Stored entries
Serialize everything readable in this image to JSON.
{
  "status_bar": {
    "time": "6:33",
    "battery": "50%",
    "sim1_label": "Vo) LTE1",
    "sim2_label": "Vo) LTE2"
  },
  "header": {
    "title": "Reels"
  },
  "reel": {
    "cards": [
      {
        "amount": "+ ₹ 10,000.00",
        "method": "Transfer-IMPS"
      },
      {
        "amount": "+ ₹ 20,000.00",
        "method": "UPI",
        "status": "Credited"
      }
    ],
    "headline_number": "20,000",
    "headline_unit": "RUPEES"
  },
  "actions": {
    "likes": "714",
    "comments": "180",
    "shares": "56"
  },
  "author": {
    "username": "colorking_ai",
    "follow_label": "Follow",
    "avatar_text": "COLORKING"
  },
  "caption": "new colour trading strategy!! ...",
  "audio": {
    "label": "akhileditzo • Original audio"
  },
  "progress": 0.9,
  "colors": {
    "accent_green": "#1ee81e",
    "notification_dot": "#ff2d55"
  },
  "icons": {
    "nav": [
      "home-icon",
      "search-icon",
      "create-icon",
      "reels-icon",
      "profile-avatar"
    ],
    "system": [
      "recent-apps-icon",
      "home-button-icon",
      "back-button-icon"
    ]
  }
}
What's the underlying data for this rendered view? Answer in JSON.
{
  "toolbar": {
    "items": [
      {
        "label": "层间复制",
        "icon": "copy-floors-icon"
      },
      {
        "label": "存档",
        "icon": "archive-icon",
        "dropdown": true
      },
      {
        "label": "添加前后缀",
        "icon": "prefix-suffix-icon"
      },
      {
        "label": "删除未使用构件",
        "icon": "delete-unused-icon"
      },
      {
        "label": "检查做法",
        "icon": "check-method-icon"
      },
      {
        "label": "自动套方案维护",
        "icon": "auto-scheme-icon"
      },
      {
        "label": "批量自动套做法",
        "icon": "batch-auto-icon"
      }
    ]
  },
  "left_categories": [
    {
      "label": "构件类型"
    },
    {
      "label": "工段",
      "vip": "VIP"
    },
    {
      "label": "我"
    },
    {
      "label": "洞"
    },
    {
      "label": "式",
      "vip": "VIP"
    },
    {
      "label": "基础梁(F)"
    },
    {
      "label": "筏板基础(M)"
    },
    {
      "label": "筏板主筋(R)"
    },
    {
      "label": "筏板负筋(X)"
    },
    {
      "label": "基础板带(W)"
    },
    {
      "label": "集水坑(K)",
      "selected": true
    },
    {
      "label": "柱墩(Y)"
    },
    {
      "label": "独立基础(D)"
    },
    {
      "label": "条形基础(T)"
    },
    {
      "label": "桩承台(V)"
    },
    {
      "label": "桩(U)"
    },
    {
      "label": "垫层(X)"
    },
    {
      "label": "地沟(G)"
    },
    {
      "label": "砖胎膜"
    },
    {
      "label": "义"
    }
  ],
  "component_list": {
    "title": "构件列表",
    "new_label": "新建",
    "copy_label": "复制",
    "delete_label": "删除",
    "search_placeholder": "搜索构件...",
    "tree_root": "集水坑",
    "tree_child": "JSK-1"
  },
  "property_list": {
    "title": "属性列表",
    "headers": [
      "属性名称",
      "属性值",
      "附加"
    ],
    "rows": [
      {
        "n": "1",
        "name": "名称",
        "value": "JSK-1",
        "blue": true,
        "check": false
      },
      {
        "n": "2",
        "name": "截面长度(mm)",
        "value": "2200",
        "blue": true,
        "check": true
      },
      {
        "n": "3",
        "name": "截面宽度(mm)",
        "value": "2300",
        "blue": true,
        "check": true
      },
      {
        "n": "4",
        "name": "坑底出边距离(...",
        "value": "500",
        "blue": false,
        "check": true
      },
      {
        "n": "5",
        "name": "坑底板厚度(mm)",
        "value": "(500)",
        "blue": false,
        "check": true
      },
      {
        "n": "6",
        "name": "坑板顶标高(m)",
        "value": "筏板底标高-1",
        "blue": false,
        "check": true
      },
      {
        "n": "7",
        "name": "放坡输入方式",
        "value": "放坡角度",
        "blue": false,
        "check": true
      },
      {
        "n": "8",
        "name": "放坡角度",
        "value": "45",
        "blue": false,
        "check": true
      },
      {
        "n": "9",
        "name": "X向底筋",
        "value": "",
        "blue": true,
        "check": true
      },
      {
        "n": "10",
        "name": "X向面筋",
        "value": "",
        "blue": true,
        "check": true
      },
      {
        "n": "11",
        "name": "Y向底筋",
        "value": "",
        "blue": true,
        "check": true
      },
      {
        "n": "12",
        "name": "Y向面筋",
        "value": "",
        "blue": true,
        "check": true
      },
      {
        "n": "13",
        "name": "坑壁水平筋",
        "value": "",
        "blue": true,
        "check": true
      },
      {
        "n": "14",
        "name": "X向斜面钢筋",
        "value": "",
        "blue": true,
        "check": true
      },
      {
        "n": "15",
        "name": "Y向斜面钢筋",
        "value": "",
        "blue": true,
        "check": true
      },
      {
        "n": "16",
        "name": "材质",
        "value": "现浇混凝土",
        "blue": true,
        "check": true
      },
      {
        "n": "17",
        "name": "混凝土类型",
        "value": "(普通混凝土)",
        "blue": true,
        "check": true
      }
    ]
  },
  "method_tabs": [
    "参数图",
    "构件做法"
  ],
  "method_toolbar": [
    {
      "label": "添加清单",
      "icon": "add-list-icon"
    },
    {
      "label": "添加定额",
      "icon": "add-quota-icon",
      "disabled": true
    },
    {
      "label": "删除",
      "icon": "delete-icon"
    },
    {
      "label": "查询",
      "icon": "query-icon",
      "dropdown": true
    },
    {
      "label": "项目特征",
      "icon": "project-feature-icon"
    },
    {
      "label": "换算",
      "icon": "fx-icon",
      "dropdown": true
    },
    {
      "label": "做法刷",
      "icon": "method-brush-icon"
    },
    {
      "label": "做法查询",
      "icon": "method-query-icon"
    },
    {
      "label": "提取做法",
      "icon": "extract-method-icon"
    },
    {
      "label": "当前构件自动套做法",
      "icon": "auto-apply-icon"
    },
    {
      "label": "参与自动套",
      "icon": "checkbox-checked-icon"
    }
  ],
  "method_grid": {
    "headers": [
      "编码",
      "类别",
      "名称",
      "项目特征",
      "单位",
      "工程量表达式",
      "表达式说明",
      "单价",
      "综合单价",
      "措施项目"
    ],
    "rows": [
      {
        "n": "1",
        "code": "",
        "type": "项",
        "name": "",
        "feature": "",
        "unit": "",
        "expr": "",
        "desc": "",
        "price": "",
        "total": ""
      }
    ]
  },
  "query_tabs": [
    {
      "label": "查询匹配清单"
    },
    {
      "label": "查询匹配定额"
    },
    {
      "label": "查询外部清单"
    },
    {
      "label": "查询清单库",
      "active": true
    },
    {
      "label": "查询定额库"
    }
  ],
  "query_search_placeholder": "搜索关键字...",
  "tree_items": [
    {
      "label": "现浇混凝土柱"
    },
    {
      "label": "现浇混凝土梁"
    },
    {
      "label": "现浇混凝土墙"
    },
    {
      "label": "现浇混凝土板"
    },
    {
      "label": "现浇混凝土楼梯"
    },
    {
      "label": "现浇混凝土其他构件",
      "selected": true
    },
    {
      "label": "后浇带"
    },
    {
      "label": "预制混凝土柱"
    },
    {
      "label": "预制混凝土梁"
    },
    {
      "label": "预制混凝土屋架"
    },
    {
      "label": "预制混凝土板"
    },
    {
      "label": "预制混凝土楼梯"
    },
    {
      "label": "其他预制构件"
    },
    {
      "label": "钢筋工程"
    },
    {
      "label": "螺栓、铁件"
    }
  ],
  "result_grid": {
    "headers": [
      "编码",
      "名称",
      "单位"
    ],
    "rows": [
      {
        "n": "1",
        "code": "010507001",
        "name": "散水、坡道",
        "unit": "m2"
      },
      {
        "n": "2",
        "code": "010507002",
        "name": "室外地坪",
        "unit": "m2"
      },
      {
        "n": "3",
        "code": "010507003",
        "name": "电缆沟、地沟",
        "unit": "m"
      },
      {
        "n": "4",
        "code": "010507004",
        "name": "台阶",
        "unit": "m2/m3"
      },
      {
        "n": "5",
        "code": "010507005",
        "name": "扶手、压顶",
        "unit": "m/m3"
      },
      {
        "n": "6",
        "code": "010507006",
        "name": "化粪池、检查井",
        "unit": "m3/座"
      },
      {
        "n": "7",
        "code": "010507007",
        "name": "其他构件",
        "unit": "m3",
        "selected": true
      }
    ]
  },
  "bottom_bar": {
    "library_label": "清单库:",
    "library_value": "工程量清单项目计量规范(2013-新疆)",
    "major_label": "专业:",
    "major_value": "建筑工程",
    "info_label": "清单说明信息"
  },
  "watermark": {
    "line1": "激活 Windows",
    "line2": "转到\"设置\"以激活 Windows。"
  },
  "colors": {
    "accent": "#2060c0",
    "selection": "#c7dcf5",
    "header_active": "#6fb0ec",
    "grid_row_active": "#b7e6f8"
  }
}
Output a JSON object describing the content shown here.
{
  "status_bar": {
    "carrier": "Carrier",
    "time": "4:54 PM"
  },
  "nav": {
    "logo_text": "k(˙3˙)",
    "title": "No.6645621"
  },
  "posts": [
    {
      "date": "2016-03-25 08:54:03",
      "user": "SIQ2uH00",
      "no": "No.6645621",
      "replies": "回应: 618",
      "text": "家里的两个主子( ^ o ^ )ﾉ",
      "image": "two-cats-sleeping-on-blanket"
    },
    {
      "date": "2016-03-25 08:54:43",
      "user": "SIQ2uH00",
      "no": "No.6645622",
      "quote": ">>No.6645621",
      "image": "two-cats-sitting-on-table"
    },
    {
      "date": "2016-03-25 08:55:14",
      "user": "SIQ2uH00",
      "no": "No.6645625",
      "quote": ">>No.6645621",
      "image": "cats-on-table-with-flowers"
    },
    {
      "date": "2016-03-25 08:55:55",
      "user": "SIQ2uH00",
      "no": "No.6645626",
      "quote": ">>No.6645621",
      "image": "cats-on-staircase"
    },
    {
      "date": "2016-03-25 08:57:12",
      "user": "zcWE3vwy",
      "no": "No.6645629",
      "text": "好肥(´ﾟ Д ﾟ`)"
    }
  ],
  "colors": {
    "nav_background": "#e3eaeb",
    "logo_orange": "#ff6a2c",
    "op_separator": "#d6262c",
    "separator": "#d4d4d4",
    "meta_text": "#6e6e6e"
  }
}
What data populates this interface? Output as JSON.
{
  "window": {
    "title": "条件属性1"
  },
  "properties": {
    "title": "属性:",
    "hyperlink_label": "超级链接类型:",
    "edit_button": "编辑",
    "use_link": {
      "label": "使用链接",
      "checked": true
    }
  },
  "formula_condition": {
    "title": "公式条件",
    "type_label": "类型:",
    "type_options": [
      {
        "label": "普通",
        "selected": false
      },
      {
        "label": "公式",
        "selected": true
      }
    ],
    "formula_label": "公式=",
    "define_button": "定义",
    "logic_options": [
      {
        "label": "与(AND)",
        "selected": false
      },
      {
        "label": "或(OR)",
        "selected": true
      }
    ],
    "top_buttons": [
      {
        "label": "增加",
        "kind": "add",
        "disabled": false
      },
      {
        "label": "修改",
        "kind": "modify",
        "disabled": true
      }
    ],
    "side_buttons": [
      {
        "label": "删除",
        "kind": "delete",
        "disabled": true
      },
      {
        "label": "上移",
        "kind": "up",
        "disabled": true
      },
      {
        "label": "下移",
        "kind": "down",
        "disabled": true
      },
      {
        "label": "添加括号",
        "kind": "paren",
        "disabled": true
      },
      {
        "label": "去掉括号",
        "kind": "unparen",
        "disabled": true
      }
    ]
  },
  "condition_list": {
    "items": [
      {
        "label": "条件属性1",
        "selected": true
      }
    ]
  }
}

*GIVEN TASK*:
Within the records, how many lines include "image"? The answer is the number and nothing else.

*SOLUTION TO THE EXERCISE*:
5